*TEXT*.
::::::
The Thick Present – Writer’s Residency for Research-Creation in Art & Science
Phœbe Hadjimarkos Clarke
For the residency The Thick Present, Phœbe Hadjimarkos Clarke will undertake a writing project on fires, by weaving various narrative, poetic, political, and theoretical threads – superimposing, opposing, and intertwining them.
The starting point for this exploration is the author’s grandmother, Clara, a fire lookout in the American West during the 1940s and 1950s.
Stationed for several months alone on a mountain peak, she had to monitor the surrounding forest and alert the fire department if a fire started. At the time, the fire prevention measures stated that all fires had to be extinguished by 10 am the next day. Photographs, memories, and textual fragments have survived from this period of Clara’s life, along with a highly literary but very male imaginary: Jack Kerouac and Gary Snyder, for instance, both worked as fire lookouts and wrote about their time in the service.
Clara’s rejection of conformist and gender norms questions our (gendered) relationship to nature, to fire (from wildfires to domestic hearths), and to their intersection (must all fires be eradicated or must we learn to live with them?). Firewatches and the “zero fire” policy they operated under during the 20th century, although they might seem romantic, in fact allowed organic waste to accumulate, disrupting the area’s ecosystem, and thus strongly contributing to the current situation in the American West, where fire seasons are now year-long, and megafires, which are both a consequence and a cause of global heating, destroy millions of acres, causing long-term air and water pollution.
The Ponderosa and Douglas fir forests in the area in fact evolved alongside low-intensity natural fires, as well as controlled fires lit by Native Americans, which regularly cleansed the forests, helping them thrive and avoiding overly fierce fires.¹ When they are old enough, Ponderosa and Douglas firs can in fact survive the fire that clears the undergrowth.
Therefore, colonial attitudes and the “zero fire” policy they entailed radically disrupted both the ecosystem and a special relationship to the forest characterised by a caring attitude towards living organisms², a disruption that reaches far into the present.
::::::
*REQUIREMENTS*.
- 1) In the residency text, by what time did the fire prevention measures of Clara's era require every fire to be put out?
- 2) Continue the residency text, picking up after its final sentence.

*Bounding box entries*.
::::::
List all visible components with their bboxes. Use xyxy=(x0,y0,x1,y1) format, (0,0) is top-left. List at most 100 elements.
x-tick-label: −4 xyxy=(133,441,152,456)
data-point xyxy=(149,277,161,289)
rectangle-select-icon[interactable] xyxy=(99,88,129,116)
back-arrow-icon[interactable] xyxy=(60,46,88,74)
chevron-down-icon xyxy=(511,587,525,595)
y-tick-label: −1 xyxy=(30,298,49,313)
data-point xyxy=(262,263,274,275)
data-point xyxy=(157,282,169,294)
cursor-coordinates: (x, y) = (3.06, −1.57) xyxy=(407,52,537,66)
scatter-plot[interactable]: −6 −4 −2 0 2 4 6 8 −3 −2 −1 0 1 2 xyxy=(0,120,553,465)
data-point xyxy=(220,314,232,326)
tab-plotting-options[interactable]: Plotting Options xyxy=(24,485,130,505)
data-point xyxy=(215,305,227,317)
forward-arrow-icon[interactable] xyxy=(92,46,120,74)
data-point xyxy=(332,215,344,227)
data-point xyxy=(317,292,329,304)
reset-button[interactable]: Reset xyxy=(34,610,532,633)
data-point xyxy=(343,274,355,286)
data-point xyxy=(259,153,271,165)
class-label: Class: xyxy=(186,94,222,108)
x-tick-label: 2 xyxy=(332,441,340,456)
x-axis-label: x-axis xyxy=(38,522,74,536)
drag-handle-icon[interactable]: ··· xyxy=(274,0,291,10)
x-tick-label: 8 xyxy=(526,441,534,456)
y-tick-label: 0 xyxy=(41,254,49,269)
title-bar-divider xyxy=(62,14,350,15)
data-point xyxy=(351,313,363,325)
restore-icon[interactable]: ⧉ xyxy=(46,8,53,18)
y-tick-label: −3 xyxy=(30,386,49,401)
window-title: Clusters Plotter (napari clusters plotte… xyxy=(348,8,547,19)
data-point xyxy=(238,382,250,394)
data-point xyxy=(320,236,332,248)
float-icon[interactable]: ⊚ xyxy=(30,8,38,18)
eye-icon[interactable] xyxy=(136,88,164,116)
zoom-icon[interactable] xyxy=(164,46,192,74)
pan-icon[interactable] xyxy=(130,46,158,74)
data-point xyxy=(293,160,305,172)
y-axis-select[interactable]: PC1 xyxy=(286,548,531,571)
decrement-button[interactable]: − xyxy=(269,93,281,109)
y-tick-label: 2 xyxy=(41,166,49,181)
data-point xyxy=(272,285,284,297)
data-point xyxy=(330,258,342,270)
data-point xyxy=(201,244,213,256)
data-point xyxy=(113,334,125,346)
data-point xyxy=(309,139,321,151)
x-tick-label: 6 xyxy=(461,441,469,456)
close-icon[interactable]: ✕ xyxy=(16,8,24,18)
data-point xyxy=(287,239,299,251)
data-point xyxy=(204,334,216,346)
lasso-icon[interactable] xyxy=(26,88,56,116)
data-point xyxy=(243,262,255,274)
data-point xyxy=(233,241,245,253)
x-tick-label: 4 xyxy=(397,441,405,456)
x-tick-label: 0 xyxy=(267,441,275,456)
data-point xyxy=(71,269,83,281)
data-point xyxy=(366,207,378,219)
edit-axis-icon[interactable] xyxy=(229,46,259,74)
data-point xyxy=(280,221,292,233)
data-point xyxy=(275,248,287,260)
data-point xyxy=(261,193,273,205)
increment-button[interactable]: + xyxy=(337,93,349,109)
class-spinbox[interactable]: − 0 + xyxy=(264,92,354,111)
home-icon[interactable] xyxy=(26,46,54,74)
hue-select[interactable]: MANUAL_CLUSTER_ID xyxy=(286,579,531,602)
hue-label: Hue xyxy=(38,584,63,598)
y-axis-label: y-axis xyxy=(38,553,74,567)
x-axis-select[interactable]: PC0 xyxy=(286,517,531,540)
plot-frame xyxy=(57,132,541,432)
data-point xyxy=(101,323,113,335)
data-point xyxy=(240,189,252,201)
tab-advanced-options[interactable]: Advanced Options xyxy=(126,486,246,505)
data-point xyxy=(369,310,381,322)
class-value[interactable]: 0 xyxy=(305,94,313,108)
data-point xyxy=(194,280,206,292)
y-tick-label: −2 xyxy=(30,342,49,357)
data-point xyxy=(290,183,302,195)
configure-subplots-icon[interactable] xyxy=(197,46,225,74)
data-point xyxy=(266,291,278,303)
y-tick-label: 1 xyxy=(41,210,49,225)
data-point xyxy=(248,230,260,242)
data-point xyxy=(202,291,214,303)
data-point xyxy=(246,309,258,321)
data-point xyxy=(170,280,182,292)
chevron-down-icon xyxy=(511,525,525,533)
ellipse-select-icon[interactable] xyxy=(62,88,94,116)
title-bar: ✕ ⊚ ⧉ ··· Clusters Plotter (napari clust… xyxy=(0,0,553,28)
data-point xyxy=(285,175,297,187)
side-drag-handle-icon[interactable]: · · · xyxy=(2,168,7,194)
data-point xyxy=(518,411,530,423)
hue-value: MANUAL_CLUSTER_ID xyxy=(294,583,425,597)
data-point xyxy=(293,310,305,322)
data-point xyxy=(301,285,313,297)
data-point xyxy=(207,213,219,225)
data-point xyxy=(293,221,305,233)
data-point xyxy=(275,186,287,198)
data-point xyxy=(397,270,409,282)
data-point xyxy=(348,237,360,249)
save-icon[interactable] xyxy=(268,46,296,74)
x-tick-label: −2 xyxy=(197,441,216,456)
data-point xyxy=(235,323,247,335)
::::::
*RESULTS OF THE TASKS*.
- 1) By 10 am the next day.

- 2)
The ambivalent nature of this history, and, more broadly, of fire, will inspire the writing of a novel depicting a series of investigations, whose tentacles will intertwine through pitch-thick time:
· An (auto)biographical investigation: an attempt to reconstruct Clara’s experience as a lookout in relation with the rest of her life, including a period of field investigation in Oregon;
· A scientific investigation: an overview of the current research, in order to understand the dynamics, causes, and consequences of forest fires today, leading to discussions with researchers from the Centre des politiques de la terre. How can we live with fire, an element ubiquitous in our imaginations yet absent from our daily lives, which are paradoxically sustained by fossil fires from deep time, quietly consuming the planet’s resources and liveability?
· A fictional investigation: a final section of the novel recounts the discovery of a secret pyromaniac community, which experiences fire in a utopian, joyful, and radical way – a fire at the heart of life.
By layering facts, times, and fiction, this project seeks to reveal the knottiness of our age – the Pyrocene.³
¹ See the article “Stabilizing influences on future wildfire regimes: Studies in forest burnong and reburning”, Povak, N.A., Hessburg, P.F., Salter, R.B. et al., in Fire Ecology, 2023: https://doi.org/10.1186/s42408-023-00197-0
² See David Abram, The Spell of the Sensuous (New York: Vintage Books, 1997).
³ US historian Stephen Pyne and French philosopher Joëlle Zask have both contributed to popularising the concept of the Pyrocene, the age of fire, which they associate with the Anthropocene and a theorising of “megafires”, fires that no longer accomplish their ecological task and that are the consequence and cause of contemporary global heating. See: Stephen Pyne, The Pyrocene: How We Created an Age of Fire, and What Happens Next (Oakland: University of California Press, 2021); Joëlle Zask, Quand la forêt brûle : Penser la nouvelle catastrophe écologique (Paris: Premier parallèle, 2022).
Phœbe Hadjimarkos Clarke
Phœbe Hadjimarkos Clarke (born in 1987) is a French-American writer and translator. Her novels explore the relationships between humans, non-humans, the environment, and late capitalism. Her first novel, Tabor (Éditions du Sabot, 2021) combined queer anticipation and magical dystopia: Mona and Pauli have survived strange, massive, floods, and live together in Tabor, a rustic and ramshackle new world. In her second novel, Aliène (Éditions du Sous-sol, 2024, and France Inter Book Award winner), she once again questions our political futures. Fauvel, a thirty-something wounded by a rubber bullet during a protest, moves to a small, remote French village to dog-sit a friend’s father’s cloned mutt. In an uncanny, gothic atmosphere, the novel explores anxiety, fear, power relations and the alienating forces of our world. Phœbe Hadjimarkos Clarke also writes poetry (most recently 18 Brum’Hair, Rotolux Press, 2023, co-written with Martin Desinde) and is a translator specialising in the humanities.
“The Thick Present” is a writer’s Residency for Research-Creation in Art & Science developped together with the Centre des Politiques de la Terre and the Culture Department of the Université Paris Cité.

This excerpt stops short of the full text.